--- start ---
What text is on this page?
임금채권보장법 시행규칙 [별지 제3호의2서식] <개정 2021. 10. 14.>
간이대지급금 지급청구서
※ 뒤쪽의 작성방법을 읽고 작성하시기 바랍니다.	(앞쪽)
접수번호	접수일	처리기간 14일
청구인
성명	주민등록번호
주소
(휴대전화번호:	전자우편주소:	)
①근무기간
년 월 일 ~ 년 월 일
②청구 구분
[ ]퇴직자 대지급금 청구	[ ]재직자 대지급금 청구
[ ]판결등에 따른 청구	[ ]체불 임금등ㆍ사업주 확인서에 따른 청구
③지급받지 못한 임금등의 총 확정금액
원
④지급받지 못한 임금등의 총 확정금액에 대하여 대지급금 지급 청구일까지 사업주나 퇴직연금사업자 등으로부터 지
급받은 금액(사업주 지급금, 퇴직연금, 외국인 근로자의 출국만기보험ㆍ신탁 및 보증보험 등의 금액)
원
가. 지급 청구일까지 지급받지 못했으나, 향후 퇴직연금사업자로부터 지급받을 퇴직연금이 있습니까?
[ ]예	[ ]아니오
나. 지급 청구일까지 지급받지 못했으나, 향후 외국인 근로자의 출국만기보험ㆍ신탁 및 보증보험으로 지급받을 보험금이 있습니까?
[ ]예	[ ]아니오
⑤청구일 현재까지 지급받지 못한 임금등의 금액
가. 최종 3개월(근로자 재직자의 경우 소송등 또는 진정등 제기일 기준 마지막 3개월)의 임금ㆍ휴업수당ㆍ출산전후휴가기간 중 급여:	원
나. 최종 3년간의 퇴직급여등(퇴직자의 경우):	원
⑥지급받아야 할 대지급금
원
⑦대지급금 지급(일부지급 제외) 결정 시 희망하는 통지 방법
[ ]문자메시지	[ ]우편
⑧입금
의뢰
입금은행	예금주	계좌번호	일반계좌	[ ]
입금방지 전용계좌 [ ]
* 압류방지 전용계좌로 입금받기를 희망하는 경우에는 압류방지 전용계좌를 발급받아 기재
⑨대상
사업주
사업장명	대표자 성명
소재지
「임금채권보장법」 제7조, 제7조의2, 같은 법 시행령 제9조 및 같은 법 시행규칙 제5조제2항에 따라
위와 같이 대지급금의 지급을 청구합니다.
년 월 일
--- end ---
## EXERCISE
Using the listing above, say how many of its lines contain the string "임금등의", giving nothing but the figure.

## ANSWER TO THE PROBLEM
3